Work instructions – Print every line of the listing exactly, please.

[Stored entries]
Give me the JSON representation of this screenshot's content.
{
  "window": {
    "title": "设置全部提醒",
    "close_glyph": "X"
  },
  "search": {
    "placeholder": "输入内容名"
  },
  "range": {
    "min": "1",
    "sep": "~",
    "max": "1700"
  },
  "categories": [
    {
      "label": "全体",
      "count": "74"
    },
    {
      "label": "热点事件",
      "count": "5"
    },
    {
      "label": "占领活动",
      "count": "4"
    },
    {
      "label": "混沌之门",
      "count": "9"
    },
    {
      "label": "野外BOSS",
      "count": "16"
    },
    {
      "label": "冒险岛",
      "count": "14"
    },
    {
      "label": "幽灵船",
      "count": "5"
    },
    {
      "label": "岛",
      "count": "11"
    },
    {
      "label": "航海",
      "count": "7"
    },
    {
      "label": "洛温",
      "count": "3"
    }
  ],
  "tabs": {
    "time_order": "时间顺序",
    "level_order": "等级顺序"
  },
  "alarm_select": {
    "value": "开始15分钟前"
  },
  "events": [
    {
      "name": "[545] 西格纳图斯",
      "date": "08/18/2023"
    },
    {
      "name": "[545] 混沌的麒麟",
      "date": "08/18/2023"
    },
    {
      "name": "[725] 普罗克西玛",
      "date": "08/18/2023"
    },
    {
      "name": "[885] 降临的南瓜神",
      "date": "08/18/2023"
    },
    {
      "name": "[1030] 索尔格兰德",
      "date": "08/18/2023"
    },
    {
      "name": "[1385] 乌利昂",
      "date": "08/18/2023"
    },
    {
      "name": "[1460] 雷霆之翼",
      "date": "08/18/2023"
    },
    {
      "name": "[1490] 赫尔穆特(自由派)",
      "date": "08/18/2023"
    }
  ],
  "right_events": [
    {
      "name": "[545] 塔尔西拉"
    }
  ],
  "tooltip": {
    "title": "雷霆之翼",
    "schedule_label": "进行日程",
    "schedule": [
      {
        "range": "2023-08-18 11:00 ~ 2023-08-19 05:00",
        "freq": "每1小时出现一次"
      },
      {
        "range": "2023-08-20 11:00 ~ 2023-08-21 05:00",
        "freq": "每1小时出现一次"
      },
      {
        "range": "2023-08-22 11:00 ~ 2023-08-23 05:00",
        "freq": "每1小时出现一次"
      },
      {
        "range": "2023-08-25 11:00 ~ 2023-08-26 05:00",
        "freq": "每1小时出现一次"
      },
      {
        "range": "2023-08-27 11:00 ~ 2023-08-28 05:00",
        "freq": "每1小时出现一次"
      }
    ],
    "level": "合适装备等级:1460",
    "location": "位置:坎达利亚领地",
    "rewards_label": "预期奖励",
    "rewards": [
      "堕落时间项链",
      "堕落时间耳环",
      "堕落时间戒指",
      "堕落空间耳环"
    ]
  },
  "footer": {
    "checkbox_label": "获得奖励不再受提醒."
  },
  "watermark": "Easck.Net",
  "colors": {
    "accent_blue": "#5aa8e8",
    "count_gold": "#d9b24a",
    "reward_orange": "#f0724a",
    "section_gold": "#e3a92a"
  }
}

Reply –
Give me the JSON representation of this screenshot's content.
{
  "window": {
    "title": "设置全部提醒",
    "close_glyph": "X"
  },
  "search": {
    "placeholder": "输入内容名"
  },
  "range": {
    "min": "1",
    "sep": "~",
    "max": "1700"
  },
  "categories": [
    {
      "label": "全体",
      "count": "74"
    },
    {
      "label": "热点事件",
      "count": "5"
    },
    {
      "label": "占领活动",
      "count": "4"
    },
    {
      "label": "混沌之门",
      "count": "9"
    },
    {
      "label": "野外BOSS",
      "count": "16"
    },
    {
      "label": "冒险岛",
      "count": "14"
    },
    {
      "label": "幽灵船",
      "count": "5"
    },
    {
      "label": "岛",
      "count": "11"
    },
    {
      "label": "航海",
      "count": "7"
    },
    {
      "label": "洛温",
      "count": "3"
    }
  ],
  "tabs": {
    "time_order": "时间顺序",
    "level_order": "等级顺序"
  },
  "alarm_select": {
    "value": "开始15分钟前"
  },
  "events": [
    {
      "name": "[545] 西格纳图斯",
      "date": "08/18/2023"
    },
    {
      "name": "[545] 混沌的麒麟",
      "date": "08/18/2023"
    },
    {
      "name": "[725] 普罗克西玛",
      "date": "08/18/2023"
    },
    {
      "name": "[885] 降临的南瓜神",
      "date": "08/18/2023"
    },
    {
      "name": "[1030] 索尔格兰德",
      "date": "08/18/2023"
    },
    {
      "name": "[1385] 乌利昂",
      "date": "08/18/2023"
    },
    {
      "name": "[1460] 雷霆之翼",
      "date": "08/18/2023"
    },
    {
      "name": "[1490] 赫尔穆特(自由派)",
      "date": "08/18/2023"
    }
  ],
  "right_events": [
    {
      "name": "[545] 塔尔西拉"
    }
  ],
  "tooltip": {
    "title": "雷霆之翼",
    "schedule_label": "进行日程",
    "schedule": [
      {
        "range": "2023-08-18 11:00 ~ 2023-08-19 05:00",
        "freq": "每1小时出现一次"
      },
      {
        "range": "2023-08-20 11:00 ~ 2023-08-21 05:00",
        "freq": "每1小时出现一次"
      },
      {
        "range": "2023-08-22 11:00 ~ 2023-08-23 05:00",
        "freq": "每1小时出现一次"
      },
      {
        "range": "2023-08-25 11:00 ~ 2023-08-26 05:00",
        "freq": "每1小时出现一次"
      },
      {
        "range": "2023-08-27 11:00 ~ 2023-08-28 05:00",
        "freq": "每1小时出现一次"
      }
    ],
    "level": "合适装备等级:1460",
    "location": "位置:坎达利亚领地",
    "rewards_label": "预期奖励",
    "rewards": [
      "堕落时间项链",
      "堕落时间耳环",
      "堕落时间戒指",
      "堕落空间耳环"
    ]
  },
  "footer": {
    "checkbox_label": "获得奖励不再受提醒."
  },
  "watermark": "Easck.Net",
  "colors": {
    "accent_blue": "#5aa8e8",
    "count_gold": "#d9b24a",
    "reward_orange": "#f0724a",
    "section_gold": "#e3a92a"
  }
}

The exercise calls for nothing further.